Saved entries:
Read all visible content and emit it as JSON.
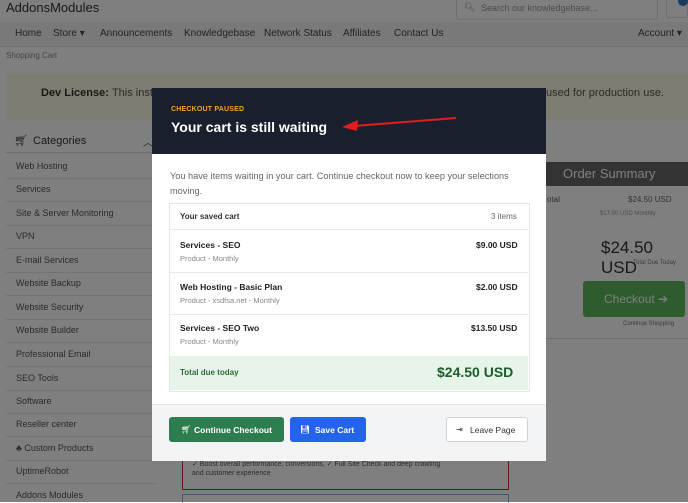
{
  "header": {
    "brand": "AddonsModules",
    "search_placeholder": "Search our knowledgebase...",
    "account_label": "Account"
  },
  "nav": {
    "items": [
      "Home",
      "Store",
      "Announcements",
      "Knowledgebase",
      "Network Status",
      "Affiliates",
      "Contact Us"
    ]
  },
  "breadcrumb": "Shopping Cart",
  "alert": {
    "strong": "Dev License:",
    "text_start": "This instal",
    "text_end": "used for production use."
  },
  "sidebar": {
    "title": "Categories",
    "items": [
      "Web Hosting",
      "Services",
      "Site & Server Monitoring",
      "VPN",
      "E-mail Services",
      "Website Backup",
      "Website Security",
      "Website Builder",
      "Professional Email",
      "SEO Tools",
      "Software",
      "Reseller center",
      "Custom Products",
      "UptimeRobot",
      "Addons Modules"
    ]
  },
  "order_summary": {
    "title": "Order Summary",
    "total_label": "otal",
    "total_value": "$24.50 USD",
    "sub_text": "$17.00 USD Monthly",
    "big_total": "$24.50 USD",
    "due_label": "Total Due Today",
    "checkout_label": "Checkout",
    "continue_label": "Continue Shopping"
  },
  "promo": {
    "line1": "✓ Boost overall performance, conversions,  ✓ Full Site Check and deep crawling",
    "line2": "and customer experience"
  },
  "modal": {
    "eyebrow": "CHECKOUT PAUSED",
    "title": "Your cart is still waiting",
    "description": "You have items waiting in your cart. Continue checkout now to keep your selections moving.",
    "saved_title": "Your saved cart",
    "saved_count": "3 items",
    "items": [
      {
        "name": "Services - SEO",
        "detail": "Product - Monthly",
        "price": "$9.00 USD"
      },
      {
        "name": "Web Hosting - Basic Plan",
        "detail": "Product - xsdfsa.net - Monthly",
        "price": "$2.00 USD"
      },
      {
        "name": "Services - SEO Two",
        "detail": "Product - Monthly",
        "price": "$13.50 USD"
      }
    ],
    "total_label": "Total due today",
    "total_value": "$24.50 USD",
    "buttons": {
      "continue": "Continue Checkout",
      "save": "Save Cart",
      "leave": "Leave Page"
    }
  },
  "colors": {
    "modal_header": "#1a1f2e",
    "eyebrow": "#f5a623",
    "continue_btn": "#2e7d4f",
    "save_btn": "#2563eb",
    "arrow": "#e11d1d",
    "total_bg": "#e6f4ea"
  }
}
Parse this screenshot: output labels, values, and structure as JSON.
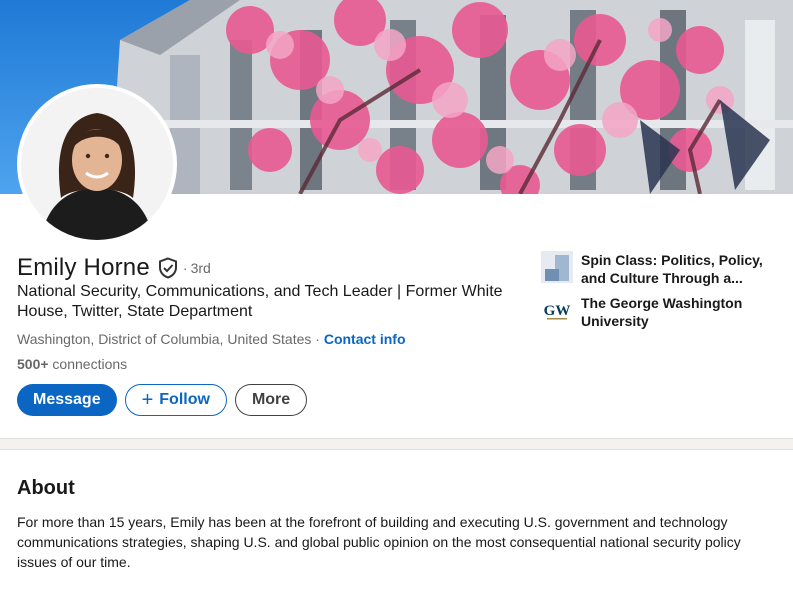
{
  "profile": {
    "name": "Emily Horne",
    "degree_dot": "·",
    "degree": "3rd",
    "headline": "National Security, Communications, and Tech Leader | Former White House, Twitter, State Department",
    "location": "Washington, District of Columbia, United States",
    "location_separator": " · ",
    "contact_info": "Contact info",
    "connections_count": "500+",
    "connections_label": " connections"
  },
  "actions": {
    "message": "Message",
    "follow_icon": "+",
    "follow": "Follow",
    "more": "More"
  },
  "sidebar": {
    "items": [
      {
        "label": "Spin Class: Politics, Policy, and Culture Through a...",
        "icon": "company-logo-icon"
      },
      {
        "label": "The George Washington University",
        "icon": "gw-logo-icon",
        "logo_text": "GW"
      }
    ]
  },
  "about": {
    "title": "About",
    "text": "For more than 15 years, Emily has been at the forefront of building and executing U.S. government and technology communications strategies, shaping U.S. and global public opinion on the most consequential national security policy issues of our time."
  },
  "colors": {
    "accent": "#0a66c2",
    "page_bg": "#f4f2ee",
    "card_bg": "#ffffff"
  }
}
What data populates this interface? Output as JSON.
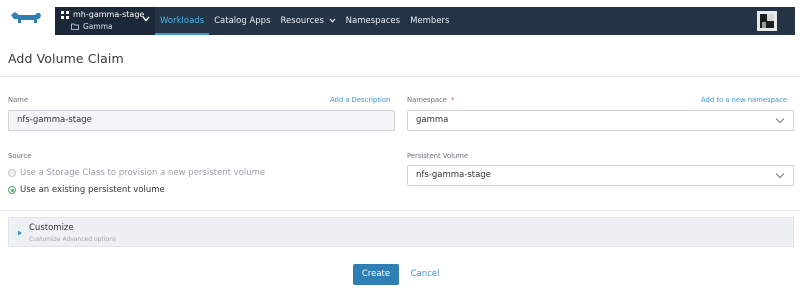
{
  "header": {
    "logo_icon": "rancher-cow-logo",
    "cluster": {
      "name": "mh-gamma-stage",
      "project": "Gamma",
      "cluster_icon": "grid-icon",
      "project_icon": "folder-icon"
    },
    "nav": [
      {
        "label": "Workloads",
        "active": true
      },
      {
        "label": "Catalog Apps",
        "active": false
      },
      {
        "label": "Resources",
        "active": false,
        "dropdown": true
      },
      {
        "label": "Namespaces",
        "active": false
      },
      {
        "label": "Members",
        "active": false
      }
    ],
    "colors": {
      "navbar": "#243444",
      "accent": "#3d98d3"
    }
  },
  "page": {
    "title": "Add Volume Claim"
  },
  "form": {
    "name": {
      "label": "Name",
      "value": "nfs-gamma-stage",
      "link": "Add a Description"
    },
    "namespace": {
      "label": "Namespace",
      "required_mark": "*",
      "value": "gamma",
      "link": "Add to a new namespace"
    },
    "source": {
      "label": "Source",
      "options": [
        {
          "label": "Use a Storage Class to provision a new persistent volume",
          "checked": false,
          "disabled": true
        },
        {
          "label": "Use an existing persistent volume",
          "checked": true,
          "disabled": false
        }
      ]
    },
    "persistent_volume": {
      "label": "Persistent Volume",
      "value": "nfs-gamma-stage"
    }
  },
  "customize": {
    "title": "Customize",
    "subtitle": "Customize Advanced options"
  },
  "actions": {
    "create": "Create",
    "cancel": "Cancel"
  }
}
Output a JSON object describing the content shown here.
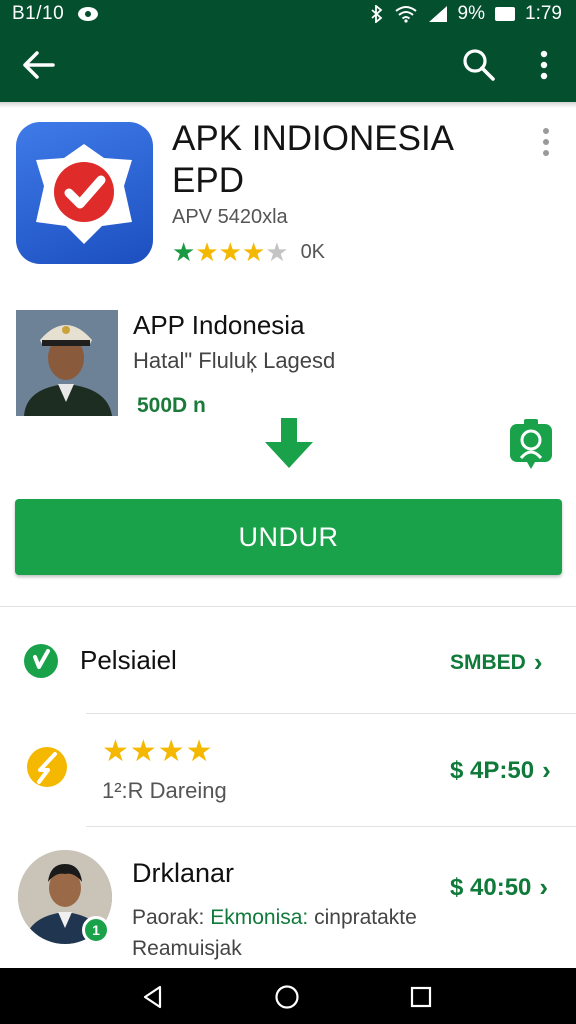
{
  "status_bar": {
    "left_text": "B1/10",
    "battery_text": "9%",
    "time": "1:79"
  },
  "icons": {
    "back": "arrow-back-icon",
    "search": "search-icon",
    "more": "more-vert-icon",
    "download": "download-arrow-icon",
    "badge": "location-badge-icon"
  },
  "app": {
    "title": "APK INDIONESIA EPD",
    "subtitle": "APV 5420xla",
    "rating_stars": 4,
    "rating_count": "0K"
  },
  "developer": {
    "name": "APP Indonesia",
    "subtitle": "Hatal\" Fluluķ Lagesd",
    "size": "500D n"
  },
  "install_button": {
    "label": "UNDUR"
  },
  "list": {
    "row1": {
      "title": "Pelsiaiel",
      "action": "SMBED"
    },
    "row2": {
      "stars": "★★★★",
      "subtitle": "1²:R Dareing",
      "price": "$ 4P:50"
    },
    "row3": {
      "name": "Drklanar",
      "price": "$ 40:50",
      "desc_prefix": "Paorak: ",
      "desc_highlight": "Ekmonisa:",
      "desc_suffix": " cinpratakte Reamuisjak",
      "badge": "1"
    }
  },
  "colors": {
    "primary_dark": "#034f2e",
    "accent_green": "#1aa24b",
    "text_green": "#0f7a3a",
    "star_gold": "#f5b800"
  }
}
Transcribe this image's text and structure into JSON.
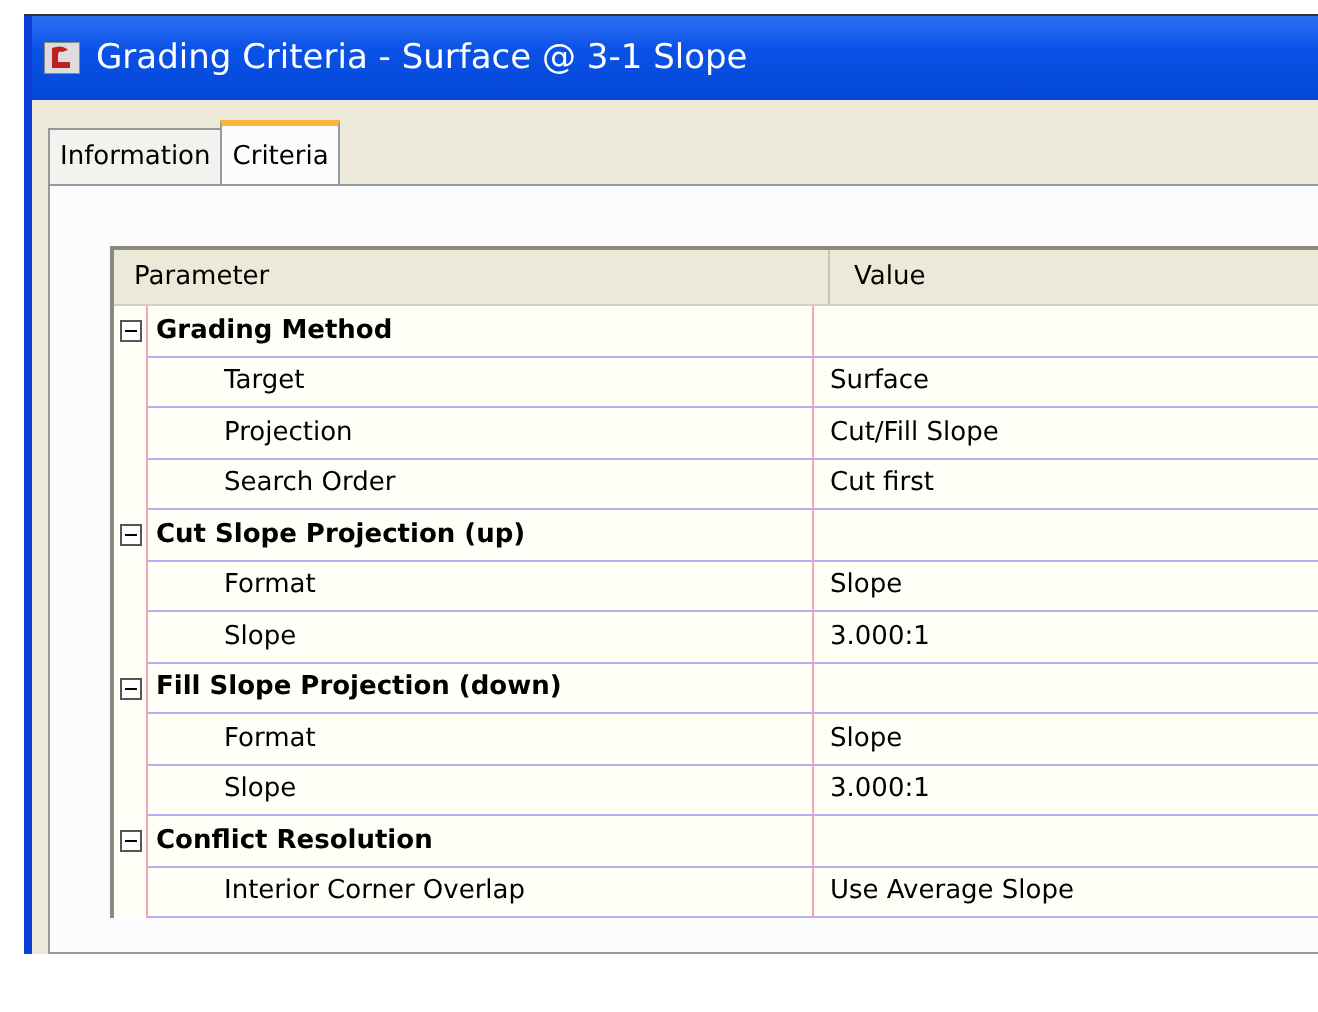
{
  "window": {
    "title": "Grading Criteria - Surface @ 3-1 Slope"
  },
  "tabs": [
    {
      "label": "Information",
      "selected": false
    },
    {
      "label": "Criteria",
      "selected": true
    }
  ],
  "grid": {
    "columns": [
      "Parameter",
      "Value"
    ],
    "groups": [
      {
        "label": "Grading Method",
        "expanded": true,
        "rows": [
          {
            "parameter": "Target",
            "value": "Surface"
          },
          {
            "parameter": "Projection",
            "value": "Cut/Fill Slope"
          },
          {
            "parameter": "Search Order",
            "value": "Cut first"
          }
        ]
      },
      {
        "label": "Cut Slope Projection (up)",
        "expanded": true,
        "rows": [
          {
            "parameter": "Format",
            "value": "Slope"
          },
          {
            "parameter": "Slope",
            "value": "3.000:1"
          }
        ]
      },
      {
        "label": "Fill Slope Projection (down)",
        "expanded": true,
        "rows": [
          {
            "parameter": "Format",
            "value": "Slope"
          },
          {
            "parameter": "Slope",
            "value": "3.000:1"
          }
        ]
      },
      {
        "label": "Conflict Resolution",
        "expanded": true,
        "rows": [
          {
            "parameter": "Interior Corner Overlap",
            "value": "Use Average Slope"
          }
        ]
      }
    ]
  }
}
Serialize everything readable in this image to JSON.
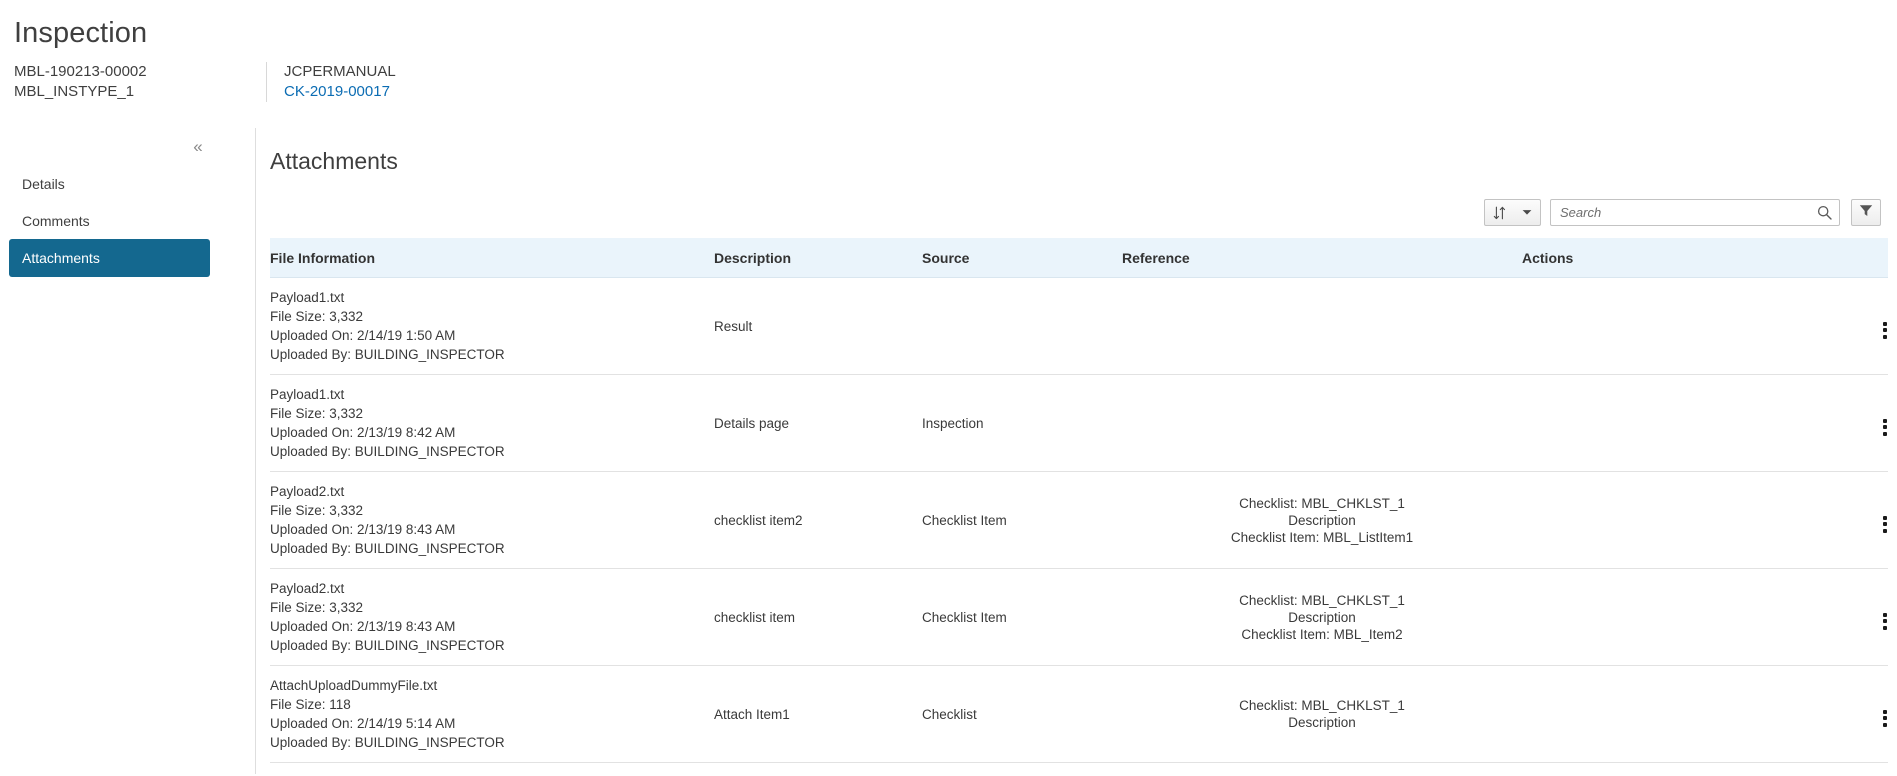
{
  "header": {
    "title": "Inspection",
    "record_id": "MBL-190213-00002",
    "record_type": "MBL_INSTYPE_1",
    "secondary_label": "JCPERMANUAL",
    "secondary_link": "CK-2019-00017"
  },
  "sidebar": {
    "collapse_icon": "double-chevron-left",
    "items": [
      {
        "label": "Details",
        "active": false
      },
      {
        "label": "Comments",
        "active": false
      },
      {
        "label": "Attachments",
        "active": true
      }
    ],
    "active_color": "#14688f"
  },
  "panel": {
    "title": "Attachments"
  },
  "toolbar": {
    "sort_icon": "sort-arrows-icon",
    "sort_caret_icon": "chevron-down-icon",
    "search_placeholder": "Search",
    "search_value": "",
    "search_icon": "magnifier-icon",
    "filter_icon": "funnel-icon"
  },
  "table": {
    "columns": [
      "File Information",
      "Description",
      "Source",
      "Reference",
      "Actions"
    ],
    "row_action_icon": "vertical-ellipsis-icon",
    "rows": [
      {
        "file_name": "Payload1.txt",
        "file_size": "File Size: 3,332",
        "uploaded_on": "Uploaded On: 2/14/19 1:50 AM",
        "uploaded_by": "Uploaded By: BUILDING_INSPECTOR",
        "description": "Result",
        "source": "",
        "reference": []
      },
      {
        "file_name": "Payload1.txt",
        "file_size": "File Size: 3,332",
        "uploaded_on": "Uploaded On: 2/13/19 8:42 AM",
        "uploaded_by": "Uploaded By: BUILDING_INSPECTOR",
        "description": "Details page",
        "source": "Inspection",
        "reference": []
      },
      {
        "file_name": "Payload2.txt",
        "file_size": "File Size: 3,332",
        "uploaded_on": "Uploaded On: 2/13/19 8:43 AM",
        "uploaded_by": "Uploaded By: BUILDING_INSPECTOR",
        "description": "checklist item2",
        "source": "Checklist Item",
        "reference": [
          "Checklist: MBL_CHKLST_1",
          "Description",
          "Checklist Item: MBL_ListItem1"
        ]
      },
      {
        "file_name": "Payload2.txt",
        "file_size": "File Size: 3,332",
        "uploaded_on": "Uploaded On: 2/13/19 8:43 AM",
        "uploaded_by": "Uploaded By: BUILDING_INSPECTOR",
        "description": "checklist item",
        "source": "Checklist Item",
        "reference": [
          "Checklist: MBL_CHKLST_1",
          "Description",
          "Checklist Item: MBL_Item2"
        ]
      },
      {
        "file_name": "AttachUploadDummyFile.txt",
        "file_size": "File Size: 118",
        "uploaded_on": "Uploaded On: 2/14/19 5:14 AM",
        "uploaded_by": "Uploaded By: BUILDING_INSPECTOR",
        "description": "Attach Item1",
        "source": "Checklist",
        "reference": [
          "Checklist: MBL_CHKLST_1",
          "Description"
        ]
      }
    ]
  }
}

[Problem details]: Show all lines from the data above in which the word "Slope" appears.

[Correct output]:
    "title": "Grading Criteria - Surface @ 3-1 Slope"
            "value": "Cut/Fill Slope"
        "label": "Cut Slope Projection (up)",
            "value": "Slope"
            "parameter": "Slope",
        "label": "Fill Slope Projection (down)",
            "value": "Slope"
            "parameter": "Slope",
            "value": "Use Average Slope"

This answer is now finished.